(Dataset rows about figures)
──────

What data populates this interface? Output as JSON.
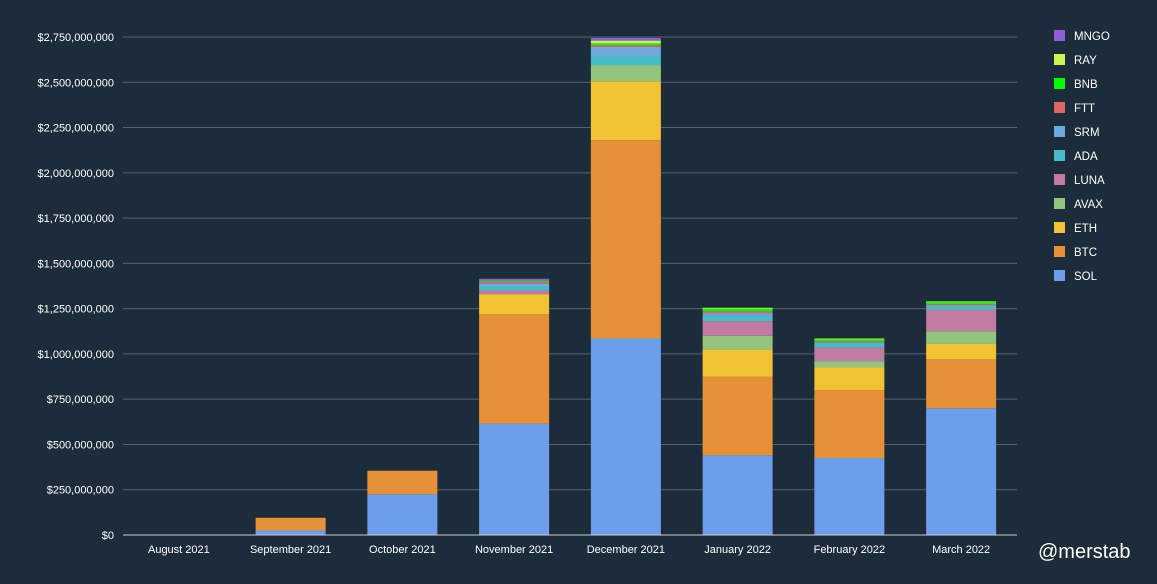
{
  "chart_data": {
    "type": "bar",
    "stacked": true,
    "title": "",
    "xlabel": "",
    "ylabel": "",
    "ylim": [
      0,
      2750000000
    ],
    "ytick_step": 250000000,
    "ytick_labels": [
      "$0",
      "$250,000,000",
      "$500,000,000",
      "$750,000,000",
      "$1,000,000,000",
      "$1,250,000,000",
      "$1,500,000,000",
      "$1,750,000,000",
      "$2,000,000,000",
      "$2,250,000,000",
      "$2,500,000,000",
      "$2,750,000,000"
    ],
    "grid": true,
    "legend_position": "right",
    "categories": [
      "August 2021",
      "September 2021",
      "October 2021",
      "November 2021",
      "December 2021",
      "January 2022",
      "February 2022",
      "March 2022"
    ],
    "series": [
      {
        "name": "SOL",
        "color": "#6d9eeb",
        "values": [
          0,
          25000000,
          225000000,
          615000000,
          1085000000,
          440000000,
          425000000,
          700000000
        ]
      },
      {
        "name": "BTC",
        "color": "#e69138",
        "values": [
          0,
          70000000,
          130000000,
          605000000,
          1095000000,
          435000000,
          375000000,
          270000000
        ]
      },
      {
        "name": "ETH",
        "color": "#f1c232",
        "values": [
          0,
          0,
          0,
          110000000,
          325000000,
          150000000,
          125000000,
          85000000
        ]
      },
      {
        "name": "AVAX",
        "color": "#93c47d",
        "values": [
          0,
          0,
          0,
          0,
          90000000,
          75000000,
          35000000,
          70000000
        ]
      },
      {
        "name": "LUNA",
        "color": "#c27ba0",
        "values": [
          0,
          0,
          0,
          20000000,
          0,
          80000000,
          75000000,
          120000000
        ]
      },
      {
        "name": "ADA",
        "color": "#46bdc6",
        "values": [
          0,
          0,
          0,
          25000000,
          50000000,
          30000000,
          20000000,
          20000000
        ]
      },
      {
        "name": "SRM",
        "color": "#6fa8dc",
        "values": [
          0,
          0,
          0,
          15000000,
          50000000,
          15000000,
          10000000,
          5000000
        ]
      },
      {
        "name": "FTT",
        "color": "#e06666",
        "values": [
          0,
          0,
          0,
          10000000,
          10000000,
          10000000,
          5000000,
          5000000
        ]
      },
      {
        "name": "BNB",
        "color": "#00ff00",
        "values": [
          0,
          0,
          0,
          5000000,
          10000000,
          15000000,
          10000000,
          10000000
        ]
      },
      {
        "name": "RAY",
        "color": "#c9f551",
        "values": [
          0,
          0,
          0,
          0,
          15000000,
          5000000,
          5000000,
          5000000
        ]
      },
      {
        "name": "MNGO",
        "color": "#8e5edc",
        "values": [
          0,
          0,
          0,
          10000000,
          15000000,
          0,
          0,
          0
        ]
      }
    ]
  },
  "watermark": "@merstab"
}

──────

What the task asks: Quote the material exactly. Pictures stay out.

Solution to the problem:
What data populates this interface? Output as JSON.
{
  "chart_data": {
    "type": "bar",
    "stacked": true,
    "title": "",
    "xlabel": "",
    "ylabel": "",
    "ylim": [
      0,
      2750000000
    ],
    "ytick_step": 250000000,
    "ytick_labels": [
      "$0",
      "$250,000,000",
      "$500,000,000",
      "$750,000,000",
      "$1,000,000,000",
      "$1,250,000,000",
      "$1,500,000,000",
      "$1,750,000,000",
      "$2,000,000,000",
      "$2,250,000,000",
      "$2,500,000,000",
      "$2,750,000,000"
    ],
    "grid": true,
    "legend_position": "right",
    "categories": [
      "August 2021",
      "September 2021",
      "October 2021",
      "November 2021",
      "December 2021",
      "January 2022",
      "February 2022",
      "March 2022"
    ],
    "series": [
      {
        "name": "SOL",
        "color": "#6d9eeb",
        "values": [
          0,
          25000000,
          225000000,
          615000000,
          1085000000,
          440000000,
          425000000,
          700000000
        ]
      },
      {
        "name": "BTC",
        "color": "#e69138",
        "values": [
          0,
          70000000,
          130000000,
          605000000,
          1095000000,
          435000000,
          375000000,
          270000000
        ]
      },
      {
        "name": "ETH",
        "color": "#f1c232",
        "values": [
          0,
          0,
          0,
          110000000,
          325000000,
          150000000,
          125000000,
          85000000
        ]
      },
      {
        "name": "AVAX",
        "color": "#93c47d",
        "values": [
          0,
          0,
          0,
          0,
          90000000,
          75000000,
          35000000,
          70000000
        ]
      },
      {
        "name": "LUNA",
        "color": "#c27ba0",
        "values": [
          0,
          0,
          0,
          20000000,
          0,
          80000000,
          75000000,
          120000000
        ]
      },
      {
        "name": "ADA",
        "color": "#46bdc6",
        "values": [
          0,
          0,
          0,
          25000000,
          50000000,
          30000000,
          20000000,
          20000000
        ]
      },
      {
        "name": "SRM",
        "color": "#6fa8dc",
        "values": [
          0,
          0,
          0,
          15000000,
          50000000,
          15000000,
          10000000,
          5000000
        ]
      },
      {
        "name": "FTT",
        "color": "#e06666",
        "values": [
          0,
          0,
          0,
          10000000,
          10000000,
          10000000,
          5000000,
          5000000
        ]
      },
      {
        "name": "BNB",
        "color": "#00ff00",
        "values": [
          0,
          0,
          0,
          5000000,
          10000000,
          15000000,
          10000000,
          10000000
        ]
      },
      {
        "name": "RAY",
        "color": "#c9f551",
        "values": [
          0,
          0,
          0,
          0,
          15000000,
          5000000,
          5000000,
          5000000
        ]
      },
      {
        "name": "MNGO",
        "color": "#8e5edc",
        "values": [
          0,
          0,
          0,
          10000000,
          15000000,
          0,
          0,
          0
        ]
      }
    ]
  },
  "watermark": "@merstab"
}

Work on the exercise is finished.